[Datos de ubicación de elementos]
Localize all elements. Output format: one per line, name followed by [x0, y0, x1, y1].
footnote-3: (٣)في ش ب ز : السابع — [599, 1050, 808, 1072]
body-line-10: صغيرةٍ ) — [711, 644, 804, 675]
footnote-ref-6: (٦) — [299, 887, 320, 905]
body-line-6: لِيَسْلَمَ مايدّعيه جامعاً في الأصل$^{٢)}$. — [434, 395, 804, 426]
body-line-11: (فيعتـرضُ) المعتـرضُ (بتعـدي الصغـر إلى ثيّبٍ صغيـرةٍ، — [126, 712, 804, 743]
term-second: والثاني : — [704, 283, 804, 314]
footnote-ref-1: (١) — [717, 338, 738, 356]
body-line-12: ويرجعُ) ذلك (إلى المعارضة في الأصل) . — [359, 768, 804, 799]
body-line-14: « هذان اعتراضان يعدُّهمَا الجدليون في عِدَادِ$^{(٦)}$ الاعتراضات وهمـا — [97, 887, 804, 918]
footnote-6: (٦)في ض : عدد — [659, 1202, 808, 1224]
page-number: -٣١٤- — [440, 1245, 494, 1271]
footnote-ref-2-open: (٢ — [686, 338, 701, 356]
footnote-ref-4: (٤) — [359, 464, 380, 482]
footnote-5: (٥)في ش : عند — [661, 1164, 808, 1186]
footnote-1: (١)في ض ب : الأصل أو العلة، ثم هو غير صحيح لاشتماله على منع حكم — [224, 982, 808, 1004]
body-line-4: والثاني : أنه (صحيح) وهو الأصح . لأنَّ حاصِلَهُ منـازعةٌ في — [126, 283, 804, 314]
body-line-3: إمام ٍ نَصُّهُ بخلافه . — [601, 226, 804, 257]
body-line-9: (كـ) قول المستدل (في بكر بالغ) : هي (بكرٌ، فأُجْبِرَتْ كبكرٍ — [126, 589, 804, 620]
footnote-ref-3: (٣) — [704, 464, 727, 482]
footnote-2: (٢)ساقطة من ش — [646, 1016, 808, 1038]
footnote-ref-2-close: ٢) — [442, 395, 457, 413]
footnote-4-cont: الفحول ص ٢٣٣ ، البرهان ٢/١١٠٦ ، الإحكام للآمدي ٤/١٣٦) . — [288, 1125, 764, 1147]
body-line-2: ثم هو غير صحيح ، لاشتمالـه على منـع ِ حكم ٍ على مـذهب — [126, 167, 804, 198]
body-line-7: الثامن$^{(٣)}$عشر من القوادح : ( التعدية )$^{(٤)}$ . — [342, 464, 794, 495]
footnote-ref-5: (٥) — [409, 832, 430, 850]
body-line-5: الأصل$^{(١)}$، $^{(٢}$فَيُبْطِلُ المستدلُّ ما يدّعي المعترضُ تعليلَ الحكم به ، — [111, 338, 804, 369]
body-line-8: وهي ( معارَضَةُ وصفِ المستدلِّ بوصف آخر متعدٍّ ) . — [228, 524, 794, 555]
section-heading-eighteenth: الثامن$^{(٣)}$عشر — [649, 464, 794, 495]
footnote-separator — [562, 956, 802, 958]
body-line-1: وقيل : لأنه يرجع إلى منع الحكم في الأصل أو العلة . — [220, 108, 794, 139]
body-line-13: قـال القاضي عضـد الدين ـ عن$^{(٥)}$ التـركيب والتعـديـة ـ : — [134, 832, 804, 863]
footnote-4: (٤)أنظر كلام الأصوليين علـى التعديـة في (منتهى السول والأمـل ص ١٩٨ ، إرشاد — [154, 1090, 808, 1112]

→ **PROBLEMA PLANTEADO**
Copia de nuevo el listado completo sustituyendo "footnote" por "note" en cada aparición, sin alterar nada más.

→ **TAREA RESUELTA**
Localize all elements. Output format: one per line, name followed by [x0, y0, x1, y1].
note-3: (٣)في ش ب ز : السابع — [599, 1050, 808, 1072]
body-line-10: صغيرةٍ ) — [711, 644, 804, 675]
note-ref-6: (٦) — [299, 887, 320, 905]
body-line-6: لِيَسْلَمَ مايدّعيه جامعاً في الأصل$^{٢)}$. — [434, 395, 804, 426]
body-line-11: (فيعتـرضُ) المعتـرضُ (بتعـدي الصغـر إلى ثيّبٍ صغيـرةٍ، — [126, 712, 804, 743]
term-second: والثاني : — [704, 283, 804, 314]
note-ref-1: (١) — [717, 338, 738, 356]
body-line-12: ويرجعُ) ذلك (إلى المعارضة في الأصل) . — [359, 768, 804, 799]
body-line-14: « هذان اعتراضان يعدُّهمَا الجدليون في عِدَادِ$^{(٦)}$ الاعتراضات وهمـا — [97, 887, 804, 918]
note-6: (٦)في ض : عدد — [659, 1202, 808, 1224]
page-number: -٣١٤- — [440, 1245, 494, 1271]
note-ref-2-open: (٢ — [686, 338, 701, 356]
note-ref-4: (٤) — [359, 464, 380, 482]
note-5: (٥)في ش : عند — [661, 1164, 808, 1186]
note-1: (١)في ض ب : الأصل أو العلة، ثم هو غير صحيح لاشتماله على منع حكم — [224, 982, 808, 1004]
body-line-4: والثاني : أنه (صحيح) وهو الأصح . لأنَّ حاصِلَهُ منـازعةٌ في — [126, 283, 804, 314]
body-line-3: إمام ٍ نَصُّهُ بخلافه . — [601, 226, 804, 257]
body-line-9: (كـ) قول المستدل (في بكر بالغ) : هي (بكرٌ، فأُجْبِرَتْ كبكرٍ — [126, 589, 804, 620]
note-ref-3: (٣) — [704, 464, 727, 482]
note-2: (٢)ساقطة من ش — [646, 1016, 808, 1038]
note-ref-2-close: ٢) — [442, 395, 457, 413]
note-4-cont: الفحول ص ٢٣٣ ، البرهان ٢/١١٠٦ ، الإحكام للآمدي ٤/١٣٦) . — [288, 1125, 764, 1147]
body-line-2: ثم هو غير صحيح ، لاشتمالـه على منـع ِ حكم ٍ على مـذهب — [126, 167, 804, 198]
body-line-7: الثامن$^{(٣)}$عشر من القوادح : ( التعدية )$^{(٤)}$ . — [342, 464, 794, 495]
note-ref-5: (٥) — [409, 832, 430, 850]
body-line-5: الأصل$^{(١)}$، $^{(٢}$فَيُبْطِلُ المستدلُّ ما يدّعي المعترضُ تعليلَ الحكم به ، — [111, 338, 804, 369]
body-line-8: وهي ( معارَضَةُ وصفِ المستدلِّ بوصف آخر متعدٍّ ) . — [228, 524, 794, 555]
section-heading-eighteenth: الثامن$^{(٣)}$عشر — [649, 464, 794, 495]
note-separator — [562, 956, 802, 958]
body-line-1: وقيل : لأنه يرجع إلى منع الحكم في الأصل أو العلة . — [220, 108, 794, 139]
body-line-13: قـال القاضي عضـد الدين ـ عن$^{(٥)}$ التـركيب والتعـديـة ـ : — [134, 832, 804, 863]
note-4: (٤)أنظر كلام الأصوليين علـى التعديـة في (منتهى السول والأمـل ص ١٩٨ ، إرشاد — [154, 1090, 808, 1112]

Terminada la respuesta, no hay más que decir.